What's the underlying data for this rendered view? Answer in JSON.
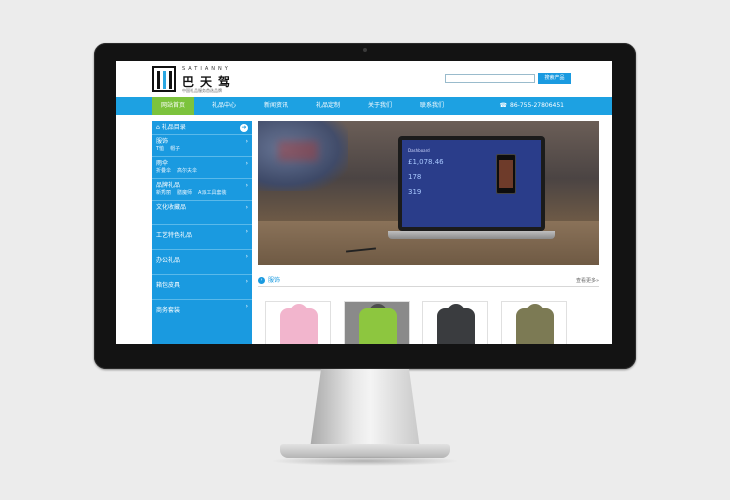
{
  "header": {
    "brand_en": "SATIANNY",
    "brand_cn": "巴天驾",
    "brand_tagline": "中国礼品服务首选品牌",
    "search_button": "搜索产品",
    "search_value": ""
  },
  "nav": {
    "items": [
      "网站首页",
      "礼品中心",
      "新闻资讯",
      "礼品定制",
      "关于我们",
      "联系我们"
    ],
    "phone": "86-755-27806451"
  },
  "sidebar": {
    "title": "礼品目录",
    "categories": [
      {
        "title": "服饰",
        "subs": [
          "T恤",
          "帽子"
        ]
      },
      {
        "title": "雨伞",
        "subs": [
          "折叠伞",
          "高尔夫伞"
        ]
      },
      {
        "title": "品牌礼品",
        "subs": [
          "新秀丽",
          "膳魔师",
          "A派工具套装"
        ]
      },
      {
        "title": "文化收藏品",
        "subs": []
      },
      {
        "title": "工艺特色礼品",
        "subs": []
      },
      {
        "title": "办公礼品",
        "subs": []
      },
      {
        "title": "箱包皮具",
        "subs": []
      },
      {
        "title": "商务套装",
        "subs": []
      }
    ]
  },
  "banner": {
    "dashboard_title": "Dashboard",
    "value1": "£1,078.46",
    "value2": "178",
    "value3": "319"
  },
  "products": {
    "section_title": "服饰",
    "more": "查看更多»"
  },
  "colors": {
    "nav_blue": "#1da1e2",
    "active_green": "#7cc33c",
    "sidebar_blue": "#1a9ae0"
  }
}
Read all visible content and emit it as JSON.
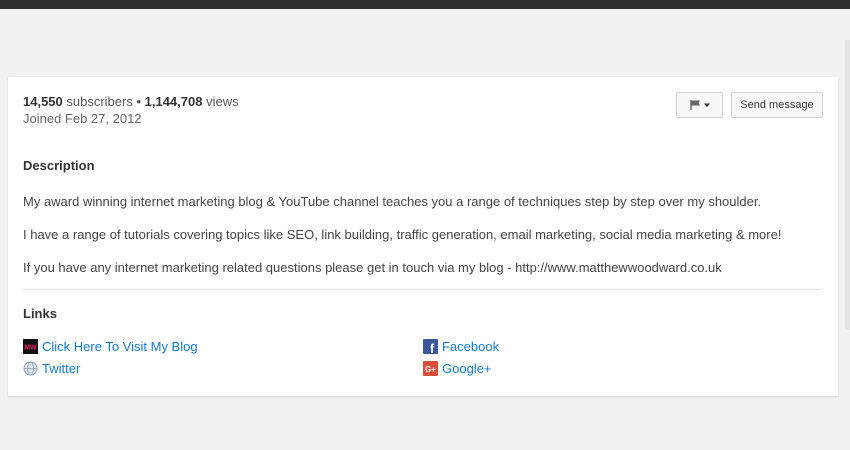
{
  "channel": {
    "subscriber_count": "14,550",
    "subscribers_word": " subscribers • ",
    "view_count": "1,144,708",
    "views_word": " views",
    "joined": "Joined Feb 27, 2012"
  },
  "actions": {
    "send_message_label": "Send message",
    "flag_icon": "flag-icon"
  },
  "description": {
    "heading": "Description",
    "paragraphs": [
      "My award winning internet marketing blog & YouTube channel teaches you a range of techniques step by step over my shoulder.",
      "I have a range of tutorials covering topics like SEO, link building, traffic generation, email marketing, social media marketing & more!",
      "If you have any internet marketing related questions please get in touch via my blog - http://www.matthewwoodward.co.uk"
    ]
  },
  "links": {
    "heading": "Links",
    "items": [
      {
        "label": "Click Here To Visit My Blog",
        "icon": "mw-blog-icon"
      },
      {
        "label": "Facebook",
        "icon": "facebook-icon"
      },
      {
        "label": "Twitter",
        "icon": "twitter-globe-icon"
      },
      {
        "label": "Google+",
        "icon": "google-plus-icon"
      }
    ]
  },
  "colors": {
    "link": "#167ac6",
    "facebook": "#3b5998",
    "google_plus": "#dd4b39",
    "topbar": "#2f2f2f"
  },
  "icon_text": {
    "mw": "MW",
    "f": "f",
    "gplus": "G+"
  }
}
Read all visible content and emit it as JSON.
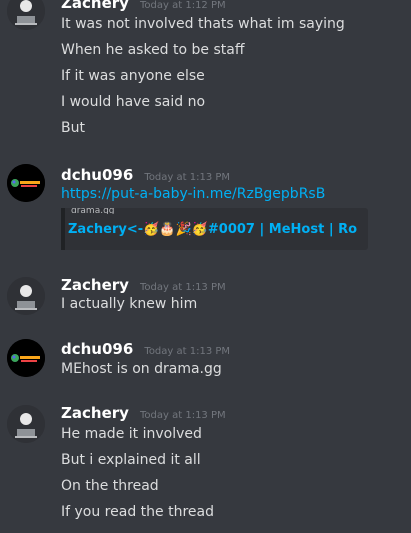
{
  "groups": [
    {
      "author": "Zachery",
      "timestamp": "Today at 1:12 PM",
      "lines": [
        "It was not involved thats what im saying",
        "When he asked to be staff",
        "If it was anyone else",
        "I would have said no",
        "But"
      ]
    },
    {
      "author": "dchu096",
      "timestamp": "Today at 1:13 PM",
      "link": "https://put-a-baby-in.me/RzBgepbRsB",
      "embed": {
        "title": "Zachery<-🥳🎂🎉🥳#0007 | MeHost | Ro",
        "top_text": "drama.gg",
        "bottom_text": ""
      }
    },
    {
      "author": "Zachery",
      "timestamp": "Today at 1:13 PM",
      "lines": [
        "I actually knew him"
      ]
    },
    {
      "author": "dchu096",
      "timestamp": "Today at 1:13 PM",
      "lines": [
        "MEhost is on drama.gg"
      ]
    },
    {
      "author": "Zachery",
      "timestamp": "Today at 1:13 PM",
      "lines": [
        "He made it involved",
        "But i explained it all",
        "On the thread",
        "If you read the thread"
      ]
    }
  ],
  "colors": {
    "background": "#36393f",
    "link": "#00b0f4",
    "author": "#ffffff",
    "timestamp": "#72767d",
    "text": "#dcddde"
  },
  "icons": {
    "zachery_avatar": "laptop-user-avatar-icon",
    "dchu_avatar": "colorful-logo-avatar-icon"
  }
}
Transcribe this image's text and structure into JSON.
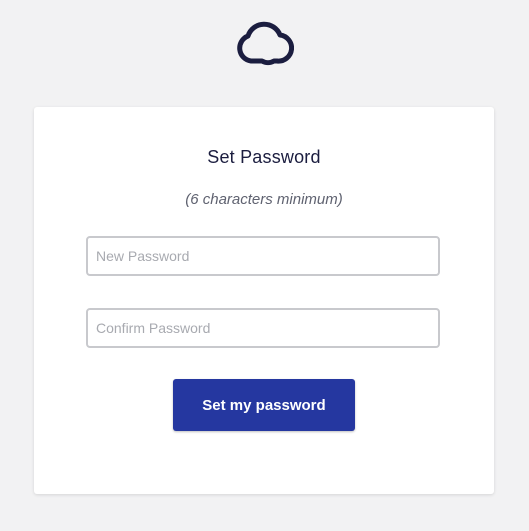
{
  "brand": {
    "logo_icon": "cloud-icon",
    "logo_color": "#1b1d3f"
  },
  "form": {
    "title": "Set Password",
    "subtitle": "(6 characters minimum)",
    "new_password": {
      "value": "",
      "placeholder": "New Password"
    },
    "confirm_password": {
      "value": "",
      "placeholder": "Confirm Password"
    },
    "submit_label": "Set my password",
    "accent_color": "#2537a0"
  }
}
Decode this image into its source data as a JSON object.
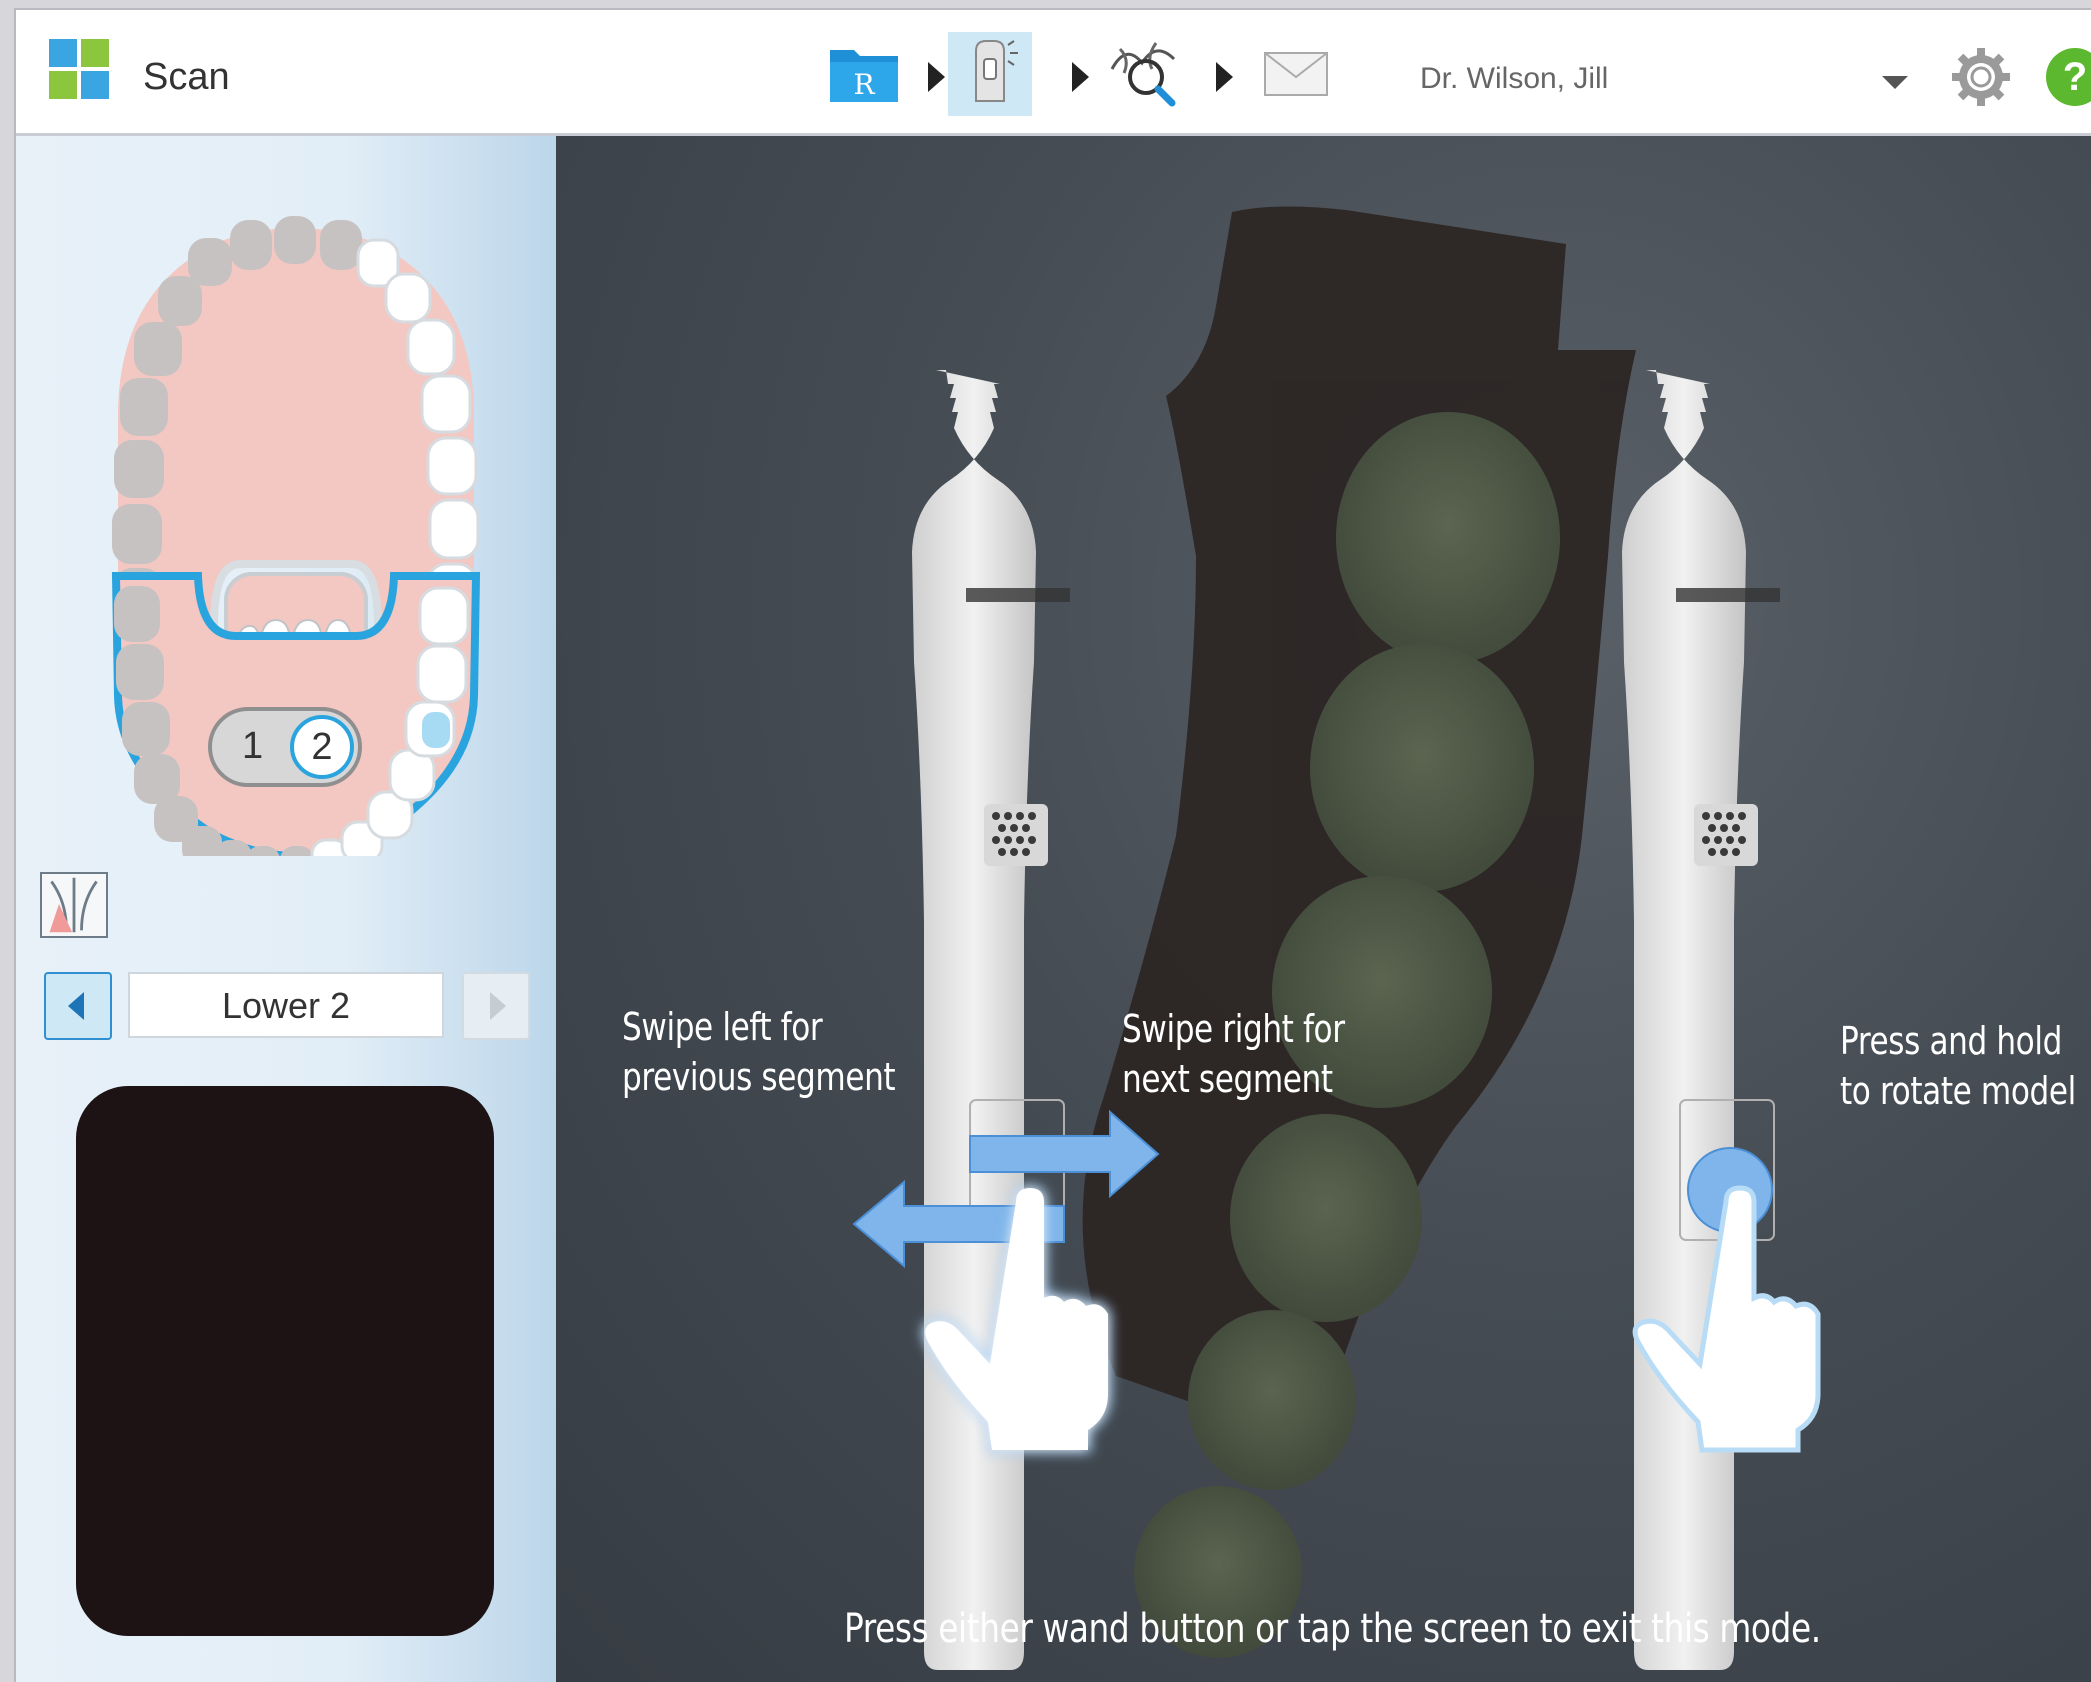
{
  "header": {
    "title": "Scan",
    "workflow_steps": [
      {
        "name": "rx-step",
        "icon": "rx-folder-icon",
        "label": "R"
      },
      {
        "name": "scan-step",
        "icon": "wand-icon",
        "active": true
      },
      {
        "name": "view-step",
        "icon": "view-magnify-icon"
      },
      {
        "name": "send-step",
        "icon": "envelope-icon"
      }
    ],
    "doctor": "Dr. Wilson, Jill"
  },
  "sidebar": {
    "segment_toggle": {
      "left": "1",
      "right": "2"
    },
    "segment_name": "Lower 2"
  },
  "instructions": {
    "swipe_left_line1": "Swipe left for",
    "swipe_left_line2": "previous segment",
    "swipe_right_line1": "Swipe right for",
    "swipe_right_line2": "next segment",
    "hold_line1": "Press and hold",
    "hold_line2": "to rotate model",
    "exit_hint": "Press either wand button or tap the screen to exit this mode."
  },
  "colors": {
    "accent": "#2aa4de",
    "gum": "#f3c7c2",
    "help": "#5cb82e"
  }
}
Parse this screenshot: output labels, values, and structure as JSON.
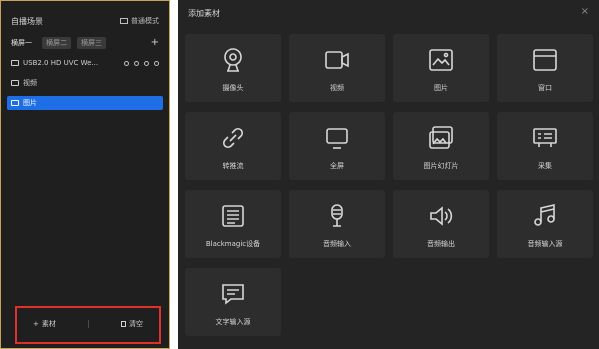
{
  "left_panel": {
    "title": "自播场景",
    "mode_label": "普通模式",
    "tabs": [
      "横屏一",
      "横屏二",
      "横屏三"
    ],
    "sources": [
      {
        "label": "USB2.0 HD UVC We...",
        "selected": false
      },
      {
        "label": "视频",
        "selected": false
      },
      {
        "label": "图片",
        "selected": true
      }
    ],
    "bottom": {
      "add_label": "素材",
      "clear_label": "清空"
    }
  },
  "dialog": {
    "title": "添加素材",
    "close": "×",
    "items": [
      {
        "label": "摄像头",
        "icon": "webcam-icon"
      },
      {
        "label": "视频",
        "icon": "video-icon"
      },
      {
        "label": "图片",
        "icon": "image-icon"
      },
      {
        "label": "窗口",
        "icon": "window-icon"
      },
      {
        "label": "转推流",
        "icon": "link-icon"
      },
      {
        "label": "全屏",
        "icon": "monitor-icon"
      },
      {
        "label": "图片幻灯片",
        "icon": "slideshow-icon"
      },
      {
        "label": "采集",
        "icon": "capture-card-icon"
      },
      {
        "label": "Blackmagic设备",
        "icon": "device-list-icon"
      },
      {
        "label": "音频输入",
        "icon": "microphone-icon"
      },
      {
        "label": "音频输出",
        "icon": "speaker-icon"
      },
      {
        "label": "音频输入源",
        "icon": "music-note-icon"
      },
      {
        "label": "文字输入源",
        "icon": "text-message-icon"
      }
    ]
  },
  "colors": {
    "selected": "#1e6fe6",
    "highlight_border": "#e0302c",
    "panel_border": "#c9a25a"
  }
}
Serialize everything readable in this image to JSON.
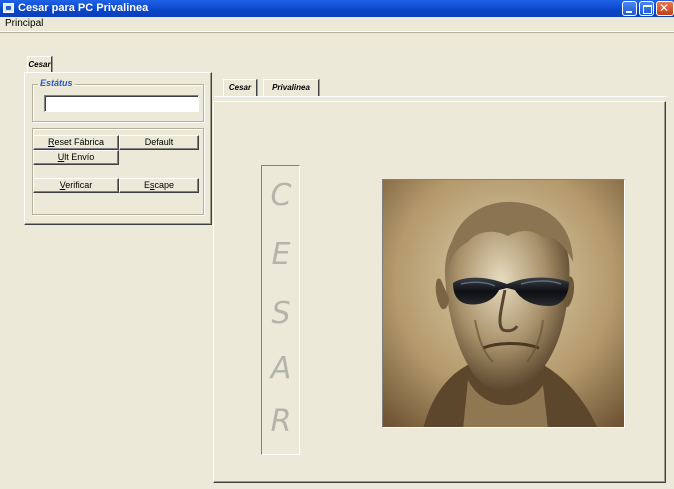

########################################

Write out, word for word, the line containing "Parse this screenshot: output" and each line after it to the end of the data, and nothing more. Drop the pictures.

## Problem solution
Parse this screenshot: output labels, values, and structure as JSON.
{
  "left_panel": {
    "title": "自播场景",
    "mode_label": "普通模式",
    "tabs": [
      "横屏一",
      "横屏二",
      "横屏三"
    ],
    "sources": [
      {
        "label": "USB2.0 HD UVC We...",
        "selected": false
      },
      {
        "label": "视频",
        "selected": false
      },
      {
        "label": "图片",
        "selected": true
      }
    ],
    "bottom": {
      "add_label": "素材",
      "clear_label": "清空"
    }
  },
  "dialog": {
    "title": "添加素材",
    "close": "×",
    "items": [
      {
        "label": "摄像头",
        "icon": "webcam-icon"
      },
      {
        "label": "视频",
        "icon": "video-icon"
      },
      {
        "label": "图片",
        "icon": "image-icon"
      },
      {
        "label": "窗口",
        "icon": "window-icon"
      },
      {
        "label": "转推流",
        "icon": "link-icon"
      },
      {
        "label": "全屏",
        "icon": "monitor-icon"
      },
      {
        "label": "图片幻灯片",
        "icon": "slideshow-icon"
      },
      {
        "label": "采集",
        "icon": "capture-card-icon"
      },
      {
        "label": "Blackmagic设备",
        "icon": "device-list-icon"
      },
      {
        "label": "音频输入",
        "icon": "microphone-icon"
      },
      {
        "label": "音频输出",
        "icon": "speaker-icon"
      },
      {
        "label": "音频输入源",
        "icon": "music-note-icon"
      },
      {
        "label": "文字输入源",
        "icon": "text-message-icon"
      }
    ]
  },
  "colors": {
    "selected": "#1e6fe6",
    "highlight_border": "#e0302c",
    "panel_border": "#c9a25a"
  }
}
Serialize everything readable in this image to JSON.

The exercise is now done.